- OBJECTIVE -
Transcribe every line exactly and omit anything that is a picture.

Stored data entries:
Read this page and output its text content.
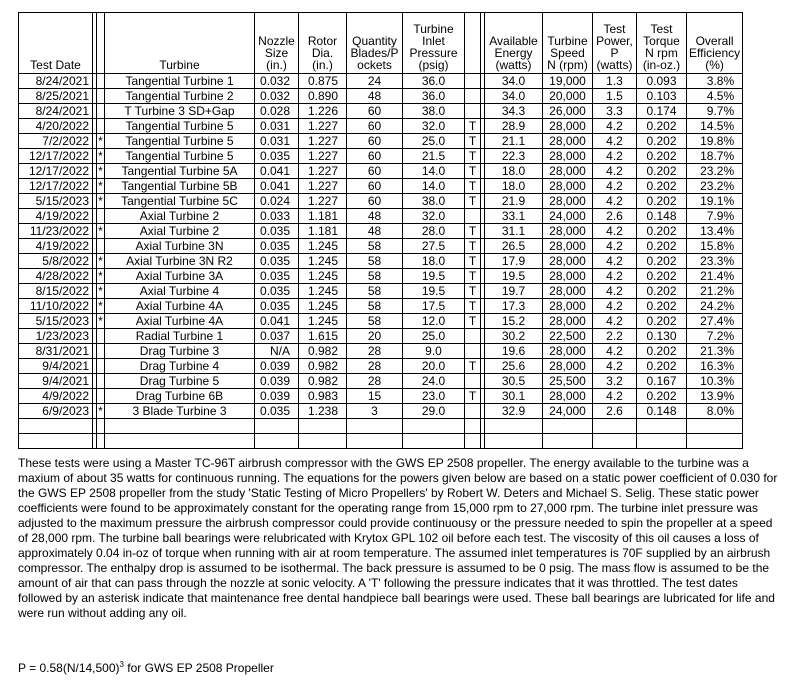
Test Date			Turbine	Nozzle Size (in.)	Rotor Dia. (in.)	Quantity Blades/P ockets	Turbine Inlet Pressure (psig)			Available Energy (watts)	Turbine Speed N (rpm)	Test Power, P (watts)	Test Torque N rpm (in-oz.)	Overall Efficiency (%)
8/24/2021			Tangential Turbine 1	0.032	0.875	24	36.0			34.0	19,000	1.3	0.093	3.8%
8/25/2021			Tangential Turbine 2	0.032	0.890	48	36.0			34.0	20,000	1.5	0.103	4.5%
8/24/2021			T Turbine 3 SD+Gap	0.028	1.226	60	38.0			34.3	26,000	3.3	0.174	9.7%
4/20/2022			Tangential Turbine 5	0.031	1.227	60	32.0	T		28.9	28,000	4.2	0.202	14.5%
7/2/2022		*	Tangential Turbine 5	0.031	1.227	60	25.0	T		21.1	28,000	4.2	0.202	19.8%
12/17/2022		*	Tangential Turbine 5	0.035	1.227	60	21.5	T		22.3	28,000	4.2	0.202	18.7%
12/17/2022		*	Tangential Turbine 5A	0.041	1.227	60	14.0	T		18.0	28,000	4.2	0.202	23.2%
12/17/2022		*	Tangential Turbine 5B	0.041	1.227	60	14.0	T		18.0	28,000	4.2	0.202	23.2%
5/15/2023		*	Tangential Turbine 5C	0.024	1.227	60	38.0	T		21.9	28,000	4.2	0.202	19.1%
4/19/2022			Axial Turbine 2	0.033	1.181	48	32.0			33.1	24,000	2.6	0.148	7.9%
11/23/2022		*	Axial Turbine 2	0.035	1.181	48	28.0	T		31.1	28,000	4.2	0.202	13.4%
4/19/2022			Axial Turbine 3N	0.035	1.245	58	27.5	T		26.5	28,000	4.2	0.202	15.8%
5/8/2022		*	Axial Turbine 3N R2	0.035	1.245	58	18.0	T		17.9	28,000	4.2	0.202	23.3%
4/28/2022		*	Axial Turbine 3A	0.035	1.245	58	19.5	T		19.5	28,000	4.2	0.202	21.4%
8/15/2022		*	Axial Turbine 4	0.035	1.245	58	19.5	T		19.7	28,000	4.2	0.202	21.2%
11/10/2022		*	Axial Turbine 4A	0.035	1.245	58	17.5	T		17.3	28,000	4.2	0.202	24.2%
5/15/2023		*	Axial Turbine 4A	0.041	1.245	58	12.0	T		15.2	28,000	4.2	0.202	27.4%
1/23/2023			Radial Turbine 1	0.037	1.615	20	25.0			30.2	22,500	2.2	0.130	7.2%
8/31/2021			Drag Turbine 3	N/A	0.982	28	9.0			19.6	28,000	4.2	0.202	21.3%
9/4/2021			Drag Turbine 4	0.039	0.982	28	20.0	T		25.6	28,000	4.2	0.202	16.3%
9/4/2021			Drag Turbine 5	0.039	0.982	28	24.0			30.5	25,500	3.2	0.167	10.3%
4/9/2022			Drag Turbine 6B	0.039	0.983	15	23.0	T		30.1	28,000	4.2	0.202	13.9%
6/9/2023		*	3 Blade Turbine 3	0.035	1.238	3	29.0			32.9	24,000	2.6	0.148	8.0%

These tests were using a Master TC-96T airbrush compressor with the GWS EP 2508 propeller. The energy available to the turbine was a maxium of about 35 watts for continuous running. The equations for the powers given below are based on a static power coefficient of 0.030 for the GWS EP 2508 propeller from the study 'Static Testing of Micro Propellers' by Robert W. Deters and Michael S. Selig. These static power coefficients were found to be approximately constant for the operating range from 15,000 rpm to 27,000 rpm. The turbine inlet pressure was adjusted to the maximum pressure the airbrush compressor could provide continuousy or the pressure needed to spin the propeller at a speed of 28,000 rpm. The turbine ball bearings were relubricated with Krytox GPL 102 oil before each test. The viscosity of this oil causes a loss of approximately 0.04 in-oz of torque when running with air at room temperature. The assumed inlet temperatures is 70F supplied by an airbrush compressor. The enthalpy drop is assumed to be isothermal. The back pressure is assumed to be 0 psig. The mass flow is assumed to be the amount of air that can pass through the nozzle at sonic velocity. A 'T' following the pressure indicates that it was throttled. The test dates followed by an asterisk indicate that maintenance free dental handpiece ball bearings were used. These ball bearings are lubricated for life and were run without adding any oil.

$P = 0.58(N/14,500)^3$ for GWS EP 2508 Propeller
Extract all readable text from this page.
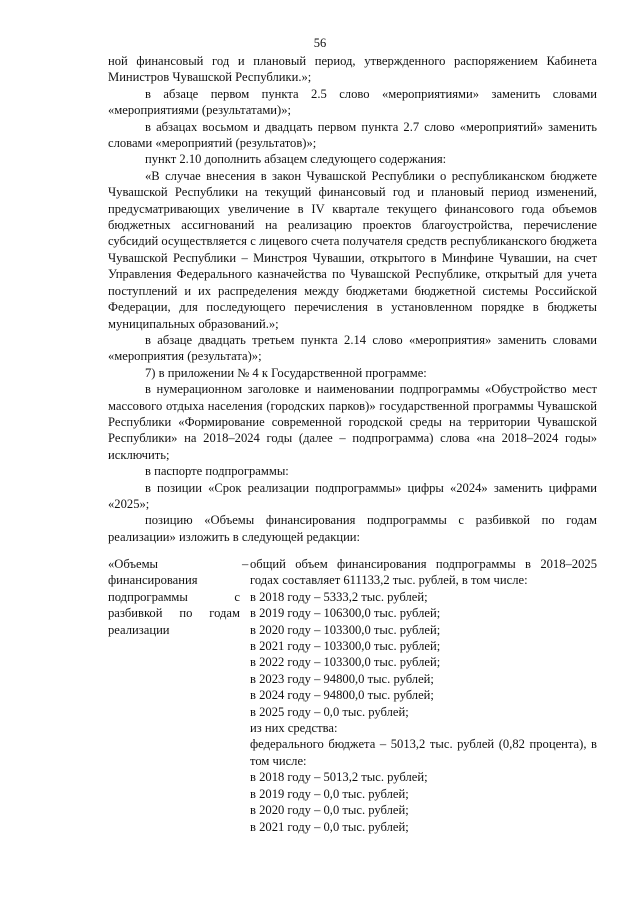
56

ной финансовый год и плановый период, утвержденного распоряжением Кабинета Министров Чувашской Республики.»;

в абзаце первом пункта 2.5 слово «мероприятиями» заменить словами «мероприятиями (результатами)»;

в абзацах восьмом и двадцать первом пункта 2.7 слово «мероприятий» заменить словами «мероприятий (результатов)»;

пункт 2.10 дополнить абзацем следующего содержания:

«В случае внесения в закон Чувашской Республики о республиканском бюджете Чувашской Республики на текущий финансовый год и плановый период изменений, предусматривающих увеличение в IV квартале текущего финансового года объемов бюджетных ассигнований на реализацию проектов благоустройства, перечисление субсидий осуществляется с лицевого счета получателя средств республиканского бюджета Чувашской Республики – Минстроя Чувашии, открытого в Минфине Чувашии, на счет Управления Федерального казначейства по Чувашской Республике, открытый для учета поступлений и их распределения между бюджетами бюджетной системы Российской Федерации, для последующего перечисления в установленном порядке в бюджеты муниципальных образований.»;

в абзаце двадцать третьем пункта 2.14 слово «мероприятия» заменить словами «мероприятия (результата)»;

7) в приложении № 4 к Государственной программе:

в нумерационном заголовке и наименовании подпрограммы «Обустройство мест массового отдыха населения (городских парков)» государственной программы Чувашской Республики «Формирование современной городской среды на территории Чувашской Республики» на 2018–2024 годы (далее – подпрограмма) слова «на 2018–2024 годы» исключить;

в паспорте подпрограммы:

в позиции «Срок реализации подпрограммы» цифры «2024» заменить цифрами «2025»;

позицию «Объемы финансирования подпрограммы с разбивкой по годам реализации» изложить в следующей редакции:

«Объемы финансирования подпрограммы с разбивкой по годам реализации
– общий объем финансирования подпрограммы в 2018–2025 годах составляет 611133,2 тыс. рублей, в том числе:

в 2018 году – 5333,2 тыс. рублей;

в 2019 году – 106300,0 тыс. рублей;

в 2020 году – 103300,0 тыс. рублей;

в 2021 году – 103300,0 тыс. рублей;

в 2022 году – 103300,0 тыс. рублей;

в 2023 году – 94800,0 тыс. рублей;

в 2024 году – 94800,0 тыс. рублей;

в 2025 году – 0,0 тыс. рублей;

из них средства:

федерального бюджета – 5013,2 тыс. рублей (0,82 процента), в том числе:

в 2018 году – 5013,2 тыс. рублей;

в 2019 году – 0,0 тыс. рублей;

в 2020 году – 0,0 тыс. рублей;

в 2021 году – 0,0 тыс. рублей;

- EXERCISE RESULT -
Read this page and output its text content.
Test Date			Turbine	Nozzle Size (in.)	Rotor Dia. (in.)	Quantity Blades/P ockets	Turbine Inlet Pressure (psig)			Available Energy (watts)	Turbine Speed N (rpm)	Test Power, P (watts)	Test Torque N rpm (in-oz.)	Overall Efficiency (%)
8/24/2021			Tangential Turbine 1	0.032	0.875	24	36.0			34.0	19,000	1.3	0.093	3.8%
8/25/2021			Tangential Turbine 2	0.032	0.890	48	36.0			34.0	20,000	1.5	0.103	4.5%
8/24/2021			T Turbine 3 SD+Gap	0.028	1.226	60	38.0			34.3	26,000	3.3	0.174	9.7%
4/20/2022			Tangential Turbine 5	0.031	1.227	60	32.0	T		28.9	28,000	4.2	0.202	14.5%
7/2/2022		*	Tangential Turbine 5	0.031	1.227	60	25.0	T		21.1	28,000	4.2	0.202	19.8%
12/17/2022		*	Tangential Turbine 5	0.035	1.227	60	21.5	T		22.3	28,000	4.2	0.202	18.7%
12/17/2022		*	Tangential Turbine 5A	0.041	1.227	60	14.0	T		18.0	28,000	4.2	0.202	23.2%
12/17/2022		*	Tangential Turbine 5B	0.041	1.227	60	14.0	T		18.0	28,000	4.2	0.202	23.2%
5/15/2023		*	Tangential Turbine 5C	0.024	1.227	60	38.0	T		21.9	28,000	4.2	0.202	19.1%
4/19/2022			Axial Turbine 2	0.033	1.181	48	32.0			33.1	24,000	2.6	0.148	7.9%
11/23/2022		*	Axial Turbine 2	0.035	1.181	48	28.0	T		31.1	28,000	4.2	0.202	13.4%
4/19/2022			Axial Turbine 3N	0.035	1.245	58	27.5	T		26.5	28,000	4.2	0.202	15.8%
5/8/2022		*	Axial Turbine 3N R2	0.035	1.245	58	18.0	T		17.9	28,000	4.2	0.202	23.3%
4/28/2022		*	Axial Turbine 3A	0.035	1.245	58	19.5	T		19.5	28,000	4.2	0.202	21.4%
8/15/2022		*	Axial Turbine 4	0.035	1.245	58	19.5	T		19.7	28,000	4.2	0.202	21.2%
11/10/2022		*	Axial Turbine 4A	0.035	1.245	58	17.5	T		17.3	28,000	4.2	0.202	24.2%
5/15/2023		*	Axial Turbine 4A	0.041	1.245	58	12.0	T		15.2	28,000	4.2	0.202	27.4%
1/23/2023			Radial Turbine 1	0.037	1.615	20	25.0			30.2	22,500	2.2	0.130	7.2%
8/31/2021			Drag Turbine 3	N/A	0.982	28	9.0			19.6	28,000	4.2	0.202	21.3%
9/4/2021			Drag Turbine 4	0.039	0.982	28	20.0	T		25.6	28,000	4.2	0.202	16.3%
9/4/2021			Drag Turbine 5	0.039	0.982	28	24.0			30.5	25,500	3.2	0.167	10.3%
4/9/2022			Drag Turbine 6B	0.039	0.983	15	23.0	T		30.1	28,000	4.2	0.202	13.9%
6/9/2023		*	3 Blade Turbine 3	0.035	1.238	3	29.0			32.9	24,000	2.6	0.148	8.0%

These tests were using a Master TC-96T airbrush compressor with the GWS EP 2508 propeller. The energy available to the turbine was a maxium of about 35 watts for continuous running. The equations for the powers given below are based on a static power coefficient of 0.030 for the GWS EP 2508 propeller from the study 'Static Testing of Micro Propellers' by Robert W. Deters and Michael S. Selig. These static power coefficients were found to be approximately constant for the operating range from 15,000 rpm to 27,000 rpm. The turbine inlet pressure was adjusted to the maximum pressure the airbrush compressor could provide continuousy or the pressure needed to spin the propeller at a speed of 28,000 rpm. The turbine ball bearings were relubricated with Krytox GPL 102 oil before each test. The viscosity of this oil causes a loss of approximately 0.04 in-oz of torque when running with air at room temperature. The assumed inlet temperatures is 70F supplied by an airbrush compressor. The enthalpy drop is assumed to be isothermal. The back pressure is assumed to be 0 psig. The mass flow is assumed to be the amount of air that can pass through the nozzle at sonic velocity. A 'T' following the pressure indicates that it was throttled. The test dates followed by an asterisk indicate that maintenance free dental handpiece ball bearings were used. These ball bearings are lubricated for life and were run without adding any oil.

$P = 0.58(N/14,500)^3$ for GWS EP 2508 Propeller
Extract all readable text from this page.
56

ной финансовый год и плановый период, утвержденного распоряжением Кабинета Министров Чувашской Республики.»;

в абзаце первом пункта 2.5 слово «мероприятиями» заменить словами «мероприятиями (результатами)»;

в абзацах восьмом и двадцать первом пункта 2.7 слово «мероприятий» заменить словами «мероприятий (результатов)»;

пункт 2.10 дополнить абзацем следующего содержания:

«В случае внесения в закон Чувашской Республики о республиканском бюджете Чувашской Республики на текущий финансовый год и плановый период изменений, предусматривающих увеличение в IV квартале текущего финансового года объемов бюджетных ассигнований на реализацию проектов благоустройства, перечисление субсидий осуществляется с лицевого счета получателя средств республиканского бюджета Чувашской Республики – Минстроя Чувашии, открытого в Минфине Чувашии, на счет Управления Федерального казначейства по Чувашской Республике, открытый для учета поступлений и их распределения между бюджетами бюджетной системы Российской Федерации, для последующего перечисления в установленном порядке в бюджеты муниципальных образований.»;

в абзаце двадцать третьем пункта 2.14 слово «мероприятия» заменить словами «мероприятия (результата)»;

7) в приложении № 4 к Государственной программе:

в нумерационном заголовке и наименовании подпрограммы «Обустройство мест массового отдыха населения (городских парков)» государственной программы Чувашской Республики «Формирование современной городской среды на территории Чувашской Республики» на 2018–2024 годы (далее – подпрограмма) слова «на 2018–2024 годы» исключить;

в паспорте подпрограммы:

в позиции «Срок реализации подпрограммы» цифры «2024» заменить цифрами «2025»;

позицию «Объемы финансирования подпрограммы с разбивкой по годам реализации» изложить в следующей редакции:

«Объемы финансирования подпрограммы с разбивкой по годам реализации
– общий объем финансирования подпрограммы в 2018–2025 годах составляет 611133,2 тыс. рублей, в том числе:

в 2018 году – 5333,2 тыс. рублей;

в 2019 году – 106300,0 тыс. рублей;

в 2020 году – 103300,0 тыс. рублей;

в 2021 году – 103300,0 тыс. рублей;

в 2022 году – 103300,0 тыс. рублей;

в 2023 году – 94800,0 тыс. рублей;

в 2024 году – 94800,0 тыс. рублей;

в 2025 году – 0,0 тыс. рублей;

из них средства:

федерального бюджета – 5013,2 тыс. рублей (0,82 процента), в том числе:

в 2018 году – 5013,2 тыс. рублей;

в 2019 году – 0,0 тыс. рублей;

в 2020 году – 0,0 тыс. рублей;

в 2021 году – 0,0 тыс. рублей;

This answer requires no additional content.